OBJECTIVE: Work out the number of lines in the listing that include the string "среды". Reply with that number alone.

··· RAW RECORDS ···

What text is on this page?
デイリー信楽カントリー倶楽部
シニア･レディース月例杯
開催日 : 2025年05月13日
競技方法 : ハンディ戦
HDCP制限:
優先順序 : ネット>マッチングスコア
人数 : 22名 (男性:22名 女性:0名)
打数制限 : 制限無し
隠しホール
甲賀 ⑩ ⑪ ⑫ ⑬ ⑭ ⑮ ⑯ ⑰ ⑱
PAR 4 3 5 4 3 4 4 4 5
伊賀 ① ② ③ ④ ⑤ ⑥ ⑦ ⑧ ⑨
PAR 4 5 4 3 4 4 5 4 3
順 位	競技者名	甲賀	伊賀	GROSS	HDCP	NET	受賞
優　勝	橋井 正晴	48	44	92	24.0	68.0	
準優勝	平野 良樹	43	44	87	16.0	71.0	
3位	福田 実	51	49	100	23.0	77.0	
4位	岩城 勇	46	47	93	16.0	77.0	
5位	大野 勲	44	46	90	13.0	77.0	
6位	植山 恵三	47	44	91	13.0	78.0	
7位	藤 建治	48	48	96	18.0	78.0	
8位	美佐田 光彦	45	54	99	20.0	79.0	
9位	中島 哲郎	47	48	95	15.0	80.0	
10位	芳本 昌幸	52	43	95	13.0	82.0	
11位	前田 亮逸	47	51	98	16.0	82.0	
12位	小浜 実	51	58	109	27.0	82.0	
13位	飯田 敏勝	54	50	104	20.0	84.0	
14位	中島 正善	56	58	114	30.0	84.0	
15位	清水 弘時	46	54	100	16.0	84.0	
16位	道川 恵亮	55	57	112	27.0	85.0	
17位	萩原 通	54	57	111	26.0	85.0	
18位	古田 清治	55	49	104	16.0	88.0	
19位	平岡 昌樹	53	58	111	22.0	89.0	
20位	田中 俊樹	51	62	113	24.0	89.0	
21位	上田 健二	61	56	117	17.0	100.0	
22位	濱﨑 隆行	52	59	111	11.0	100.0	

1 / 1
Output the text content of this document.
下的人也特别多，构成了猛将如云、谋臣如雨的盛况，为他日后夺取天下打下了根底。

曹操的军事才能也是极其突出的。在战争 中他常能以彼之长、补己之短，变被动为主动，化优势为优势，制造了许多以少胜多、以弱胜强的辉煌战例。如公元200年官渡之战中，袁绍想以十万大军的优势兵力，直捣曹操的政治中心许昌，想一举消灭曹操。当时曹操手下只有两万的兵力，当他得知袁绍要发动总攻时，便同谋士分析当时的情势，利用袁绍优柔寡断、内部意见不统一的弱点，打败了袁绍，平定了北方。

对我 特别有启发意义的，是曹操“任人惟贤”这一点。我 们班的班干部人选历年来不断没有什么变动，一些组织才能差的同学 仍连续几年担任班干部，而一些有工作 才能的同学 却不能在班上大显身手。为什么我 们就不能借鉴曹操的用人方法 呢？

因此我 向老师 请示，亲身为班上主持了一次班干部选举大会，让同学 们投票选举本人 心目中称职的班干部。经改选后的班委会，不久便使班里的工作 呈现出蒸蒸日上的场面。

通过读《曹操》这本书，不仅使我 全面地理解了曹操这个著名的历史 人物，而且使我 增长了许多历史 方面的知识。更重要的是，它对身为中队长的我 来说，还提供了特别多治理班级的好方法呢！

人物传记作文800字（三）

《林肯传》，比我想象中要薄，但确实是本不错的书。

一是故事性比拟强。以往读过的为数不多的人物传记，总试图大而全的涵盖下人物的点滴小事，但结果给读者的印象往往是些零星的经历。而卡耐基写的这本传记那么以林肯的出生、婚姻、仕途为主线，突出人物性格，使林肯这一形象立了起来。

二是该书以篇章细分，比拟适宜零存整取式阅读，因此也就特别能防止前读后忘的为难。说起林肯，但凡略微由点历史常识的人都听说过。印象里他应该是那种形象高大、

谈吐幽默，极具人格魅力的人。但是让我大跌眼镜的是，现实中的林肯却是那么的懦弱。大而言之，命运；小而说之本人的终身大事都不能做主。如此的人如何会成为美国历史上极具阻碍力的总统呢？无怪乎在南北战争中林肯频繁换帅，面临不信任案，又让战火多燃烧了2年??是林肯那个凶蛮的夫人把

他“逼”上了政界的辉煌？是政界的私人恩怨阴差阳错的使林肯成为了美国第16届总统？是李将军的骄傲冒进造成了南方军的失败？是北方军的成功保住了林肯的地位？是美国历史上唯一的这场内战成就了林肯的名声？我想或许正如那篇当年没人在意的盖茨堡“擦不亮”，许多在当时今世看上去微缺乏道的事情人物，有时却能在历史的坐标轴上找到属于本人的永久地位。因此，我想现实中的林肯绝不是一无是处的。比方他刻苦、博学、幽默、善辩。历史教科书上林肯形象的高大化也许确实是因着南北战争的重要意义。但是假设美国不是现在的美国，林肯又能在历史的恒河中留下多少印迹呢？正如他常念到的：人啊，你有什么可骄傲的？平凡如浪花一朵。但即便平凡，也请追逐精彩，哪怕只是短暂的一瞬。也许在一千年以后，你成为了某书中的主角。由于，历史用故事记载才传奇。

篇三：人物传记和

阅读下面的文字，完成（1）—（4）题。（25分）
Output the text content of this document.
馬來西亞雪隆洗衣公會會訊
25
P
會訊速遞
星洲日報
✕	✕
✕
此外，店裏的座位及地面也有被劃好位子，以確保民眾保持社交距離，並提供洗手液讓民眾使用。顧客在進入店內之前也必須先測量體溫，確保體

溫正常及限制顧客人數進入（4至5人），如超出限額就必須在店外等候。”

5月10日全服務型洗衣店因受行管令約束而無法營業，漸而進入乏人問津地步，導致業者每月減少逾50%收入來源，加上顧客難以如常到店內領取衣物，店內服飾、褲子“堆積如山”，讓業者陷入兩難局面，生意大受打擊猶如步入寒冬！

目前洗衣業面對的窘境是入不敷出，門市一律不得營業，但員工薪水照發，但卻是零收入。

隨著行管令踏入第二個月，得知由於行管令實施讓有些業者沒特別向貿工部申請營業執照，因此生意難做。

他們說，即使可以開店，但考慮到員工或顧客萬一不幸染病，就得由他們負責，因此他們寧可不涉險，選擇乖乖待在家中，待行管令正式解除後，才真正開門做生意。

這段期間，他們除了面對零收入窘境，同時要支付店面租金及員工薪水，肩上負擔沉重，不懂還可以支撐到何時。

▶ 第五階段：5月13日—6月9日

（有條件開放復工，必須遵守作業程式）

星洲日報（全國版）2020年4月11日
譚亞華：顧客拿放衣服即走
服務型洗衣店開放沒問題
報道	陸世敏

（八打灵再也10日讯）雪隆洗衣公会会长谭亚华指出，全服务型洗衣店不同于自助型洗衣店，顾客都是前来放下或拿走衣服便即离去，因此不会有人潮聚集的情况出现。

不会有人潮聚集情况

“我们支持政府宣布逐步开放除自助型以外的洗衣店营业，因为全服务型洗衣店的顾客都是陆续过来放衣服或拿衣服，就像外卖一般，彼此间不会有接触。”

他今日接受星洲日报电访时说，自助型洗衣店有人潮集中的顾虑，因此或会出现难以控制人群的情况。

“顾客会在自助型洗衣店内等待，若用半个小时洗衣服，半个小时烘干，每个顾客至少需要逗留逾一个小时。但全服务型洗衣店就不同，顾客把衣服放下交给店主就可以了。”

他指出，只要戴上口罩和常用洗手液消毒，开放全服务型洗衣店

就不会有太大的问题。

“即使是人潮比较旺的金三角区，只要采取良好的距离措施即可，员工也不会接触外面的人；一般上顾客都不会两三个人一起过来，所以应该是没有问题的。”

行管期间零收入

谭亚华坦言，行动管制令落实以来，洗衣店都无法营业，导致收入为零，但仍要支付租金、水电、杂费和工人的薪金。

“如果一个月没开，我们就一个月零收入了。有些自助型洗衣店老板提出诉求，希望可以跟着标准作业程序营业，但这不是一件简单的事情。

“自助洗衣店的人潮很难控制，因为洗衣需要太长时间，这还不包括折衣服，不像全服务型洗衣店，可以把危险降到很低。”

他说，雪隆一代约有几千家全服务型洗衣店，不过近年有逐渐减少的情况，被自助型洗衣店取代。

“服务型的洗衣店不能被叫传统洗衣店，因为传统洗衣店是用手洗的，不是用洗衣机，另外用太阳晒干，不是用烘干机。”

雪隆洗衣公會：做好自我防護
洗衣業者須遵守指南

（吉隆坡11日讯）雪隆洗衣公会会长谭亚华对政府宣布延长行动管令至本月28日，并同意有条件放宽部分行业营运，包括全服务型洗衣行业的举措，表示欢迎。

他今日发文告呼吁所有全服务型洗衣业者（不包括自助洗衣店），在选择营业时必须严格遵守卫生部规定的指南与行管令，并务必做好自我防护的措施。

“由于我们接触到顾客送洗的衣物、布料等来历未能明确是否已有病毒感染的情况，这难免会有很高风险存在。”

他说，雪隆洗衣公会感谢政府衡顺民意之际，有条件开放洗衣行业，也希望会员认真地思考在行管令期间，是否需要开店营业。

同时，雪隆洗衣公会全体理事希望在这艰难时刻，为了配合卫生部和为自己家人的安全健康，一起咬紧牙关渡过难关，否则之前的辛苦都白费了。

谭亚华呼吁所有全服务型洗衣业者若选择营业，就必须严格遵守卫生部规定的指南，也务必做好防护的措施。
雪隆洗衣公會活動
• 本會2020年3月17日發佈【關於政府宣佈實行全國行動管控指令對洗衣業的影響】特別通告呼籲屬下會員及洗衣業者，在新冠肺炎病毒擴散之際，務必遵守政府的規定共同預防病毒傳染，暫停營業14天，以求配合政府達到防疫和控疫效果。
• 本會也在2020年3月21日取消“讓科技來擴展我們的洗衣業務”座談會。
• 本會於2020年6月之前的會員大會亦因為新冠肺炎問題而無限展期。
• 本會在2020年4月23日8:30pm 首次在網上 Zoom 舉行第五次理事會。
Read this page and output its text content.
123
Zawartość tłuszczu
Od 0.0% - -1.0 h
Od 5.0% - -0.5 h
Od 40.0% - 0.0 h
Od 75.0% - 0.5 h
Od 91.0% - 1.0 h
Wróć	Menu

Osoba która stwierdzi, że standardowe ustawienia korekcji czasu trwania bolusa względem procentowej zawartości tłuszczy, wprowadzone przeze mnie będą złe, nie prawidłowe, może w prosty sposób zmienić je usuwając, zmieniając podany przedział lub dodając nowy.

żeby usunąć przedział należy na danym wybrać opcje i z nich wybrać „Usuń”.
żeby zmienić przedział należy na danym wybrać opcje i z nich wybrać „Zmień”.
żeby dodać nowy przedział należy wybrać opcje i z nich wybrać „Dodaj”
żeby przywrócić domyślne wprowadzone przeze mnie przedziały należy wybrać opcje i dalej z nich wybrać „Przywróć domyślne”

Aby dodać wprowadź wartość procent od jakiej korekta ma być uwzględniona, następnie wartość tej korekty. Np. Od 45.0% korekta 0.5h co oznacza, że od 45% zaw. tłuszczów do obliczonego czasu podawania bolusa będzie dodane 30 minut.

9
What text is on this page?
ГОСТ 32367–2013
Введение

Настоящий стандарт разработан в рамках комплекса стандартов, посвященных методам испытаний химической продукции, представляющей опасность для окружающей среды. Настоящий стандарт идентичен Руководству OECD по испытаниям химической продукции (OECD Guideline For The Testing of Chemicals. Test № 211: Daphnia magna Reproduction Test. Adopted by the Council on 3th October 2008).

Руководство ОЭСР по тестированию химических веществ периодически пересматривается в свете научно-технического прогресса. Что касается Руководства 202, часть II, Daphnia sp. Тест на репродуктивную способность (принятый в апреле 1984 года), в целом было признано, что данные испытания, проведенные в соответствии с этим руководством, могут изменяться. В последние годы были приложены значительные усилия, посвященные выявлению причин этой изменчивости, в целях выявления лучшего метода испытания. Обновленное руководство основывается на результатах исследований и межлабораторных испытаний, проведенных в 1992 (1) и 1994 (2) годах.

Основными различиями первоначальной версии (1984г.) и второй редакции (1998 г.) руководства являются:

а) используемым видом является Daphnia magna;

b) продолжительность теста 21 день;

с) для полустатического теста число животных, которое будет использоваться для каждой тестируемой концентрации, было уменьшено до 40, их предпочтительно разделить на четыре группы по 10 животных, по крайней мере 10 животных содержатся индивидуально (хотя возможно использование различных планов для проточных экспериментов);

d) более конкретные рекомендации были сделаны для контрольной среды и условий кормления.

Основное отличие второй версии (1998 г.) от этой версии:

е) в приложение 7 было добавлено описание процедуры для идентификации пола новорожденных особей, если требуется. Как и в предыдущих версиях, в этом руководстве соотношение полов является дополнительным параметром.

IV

···

THE ANSWER: 2